[Given task]
Give the records back in full, exactly as they read.
__________
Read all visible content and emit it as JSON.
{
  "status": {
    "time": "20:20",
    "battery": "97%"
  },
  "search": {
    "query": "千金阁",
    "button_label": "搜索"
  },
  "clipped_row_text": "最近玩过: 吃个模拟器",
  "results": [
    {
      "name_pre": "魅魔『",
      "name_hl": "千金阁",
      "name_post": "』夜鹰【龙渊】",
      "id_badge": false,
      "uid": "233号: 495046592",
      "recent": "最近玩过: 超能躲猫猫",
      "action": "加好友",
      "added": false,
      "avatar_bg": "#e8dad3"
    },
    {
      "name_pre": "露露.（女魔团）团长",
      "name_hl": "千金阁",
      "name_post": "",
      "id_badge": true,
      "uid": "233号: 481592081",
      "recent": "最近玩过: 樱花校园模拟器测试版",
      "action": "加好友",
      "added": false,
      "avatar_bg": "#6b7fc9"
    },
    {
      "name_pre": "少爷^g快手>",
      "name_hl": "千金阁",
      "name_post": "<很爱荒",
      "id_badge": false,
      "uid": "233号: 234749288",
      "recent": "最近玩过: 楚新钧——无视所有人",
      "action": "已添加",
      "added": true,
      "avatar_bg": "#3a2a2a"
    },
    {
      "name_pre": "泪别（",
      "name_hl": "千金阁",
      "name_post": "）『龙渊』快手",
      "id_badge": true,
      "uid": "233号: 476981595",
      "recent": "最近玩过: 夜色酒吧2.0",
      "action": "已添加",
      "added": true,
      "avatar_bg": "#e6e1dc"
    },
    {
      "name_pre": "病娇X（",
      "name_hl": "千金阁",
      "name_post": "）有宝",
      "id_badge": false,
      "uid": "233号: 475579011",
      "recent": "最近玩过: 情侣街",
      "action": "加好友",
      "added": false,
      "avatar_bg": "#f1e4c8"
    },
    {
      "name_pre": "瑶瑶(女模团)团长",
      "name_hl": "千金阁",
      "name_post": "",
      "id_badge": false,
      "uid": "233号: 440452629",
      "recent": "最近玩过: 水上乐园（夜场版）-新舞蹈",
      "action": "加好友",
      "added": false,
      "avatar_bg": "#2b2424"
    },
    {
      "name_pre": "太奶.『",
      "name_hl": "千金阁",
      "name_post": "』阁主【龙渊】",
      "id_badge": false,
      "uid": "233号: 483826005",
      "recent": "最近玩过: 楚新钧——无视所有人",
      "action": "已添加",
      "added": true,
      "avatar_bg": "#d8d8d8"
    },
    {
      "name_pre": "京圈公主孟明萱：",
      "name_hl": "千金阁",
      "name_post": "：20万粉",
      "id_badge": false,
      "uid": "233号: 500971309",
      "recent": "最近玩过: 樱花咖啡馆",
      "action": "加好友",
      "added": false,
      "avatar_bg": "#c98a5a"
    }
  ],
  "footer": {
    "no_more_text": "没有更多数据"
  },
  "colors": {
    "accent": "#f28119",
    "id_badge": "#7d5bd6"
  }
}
__________
[Reply]
Read all visible content and emit it as JSON.
{
  "status": {
    "time": "20:20",
    "battery": "97%"
  },
  "search": {
    "query": "千金阁",
    "button_label": "搜索"
  },
  "clipped_row_text": "最近玩过: 吃个模拟器",
  "results": [
    {
      "name_pre": "魅魔『",
      "name_hl": "千金阁",
      "name_post": "』夜鹰【龙渊】",
      "id_badge": false,
      "uid": "233号: 495046592",
      "recent": "最近玩过: 超能躲猫猫",
      "action": "加好友",
      "added": false,
      "avatar_bg": "#e8dad3"
    },
    {
      "name_pre": "露露.（女魔团）团长",
      "name_hl": "千金阁",
      "name_post": "",
      "id_badge": true,
      "uid": "233号: 481592081",
      "recent": "最近玩过: 樱花校园模拟器测试版",
      "action": "加好友",
      "added": false,
      "avatar_bg": "#6b7fc9"
    },
    {
      "name_pre": "少爷^g快手>",
      "name_hl": "千金阁",
      "name_post": "<很爱荒",
      "id_badge": false,
      "uid": "233号: 234749288",
      "recent": "最近玩过: 楚新钧——无视所有人",
      "action": "已添加",
      "added": true,
      "avatar_bg": "#3a2a2a"
    },
    {
      "name_pre": "泪别（",
      "name_hl": "千金阁",
      "name_post": "）『龙渊』快手",
      "id_badge": true,
      "uid": "233号: 476981595",
      "recent": "最近玩过: 夜色酒吧2.0",
      "action": "已添加",
      "added": true,
      "avatar_bg": "#e6e1dc"
    },
    {
      "name_pre": "病娇X（",
      "name_hl": "千金阁",
      "name_post": "）有宝",
      "id_badge": false,
      "uid": "233号: 475579011",
      "recent": "最近玩过: 情侣街",
      "action": "加好友",
      "added": false,
      "avatar_bg": "#f1e4c8"
    },
    {
      "name_pre": "瑶瑶(女模团)团长",
      "name_hl": "千金阁",
      "name_post": "",
      "id_badge": false,
      "uid": "233号: 440452629",
      "recent": "最近玩过: 水上乐园（夜场版）-新舞蹈",
      "action": "加好友",
      "added": false,
      "avatar_bg": "#2b2424"
    },
    {
      "name_pre": "太奶.『",
      "name_hl": "千金阁",
      "name_post": "』阁主【龙渊】",
      "id_badge": false,
      "uid": "233号: 483826005",
      "recent": "最近玩过: 楚新钧——无视所有人",
      "action": "已添加",
      "added": true,
      "avatar_bg": "#d8d8d8"
    },
    {
      "name_pre": "京圈公主孟明萱：",
      "name_hl": "千金阁",
      "name_post": "：20万粉",
      "id_badge": false,
      "uid": "233号: 500971309",
      "recent": "最近玩过: 樱花咖啡馆",
      "action": "加好友",
      "added": false,
      "avatar_bg": "#c98a5a"
    }
  ],
  "footer": {
    "no_more_text": "没有更多数据"
  },
  "colors": {
    "accent": "#f28119",
    "id_badge": "#7d5bd6"
  }
}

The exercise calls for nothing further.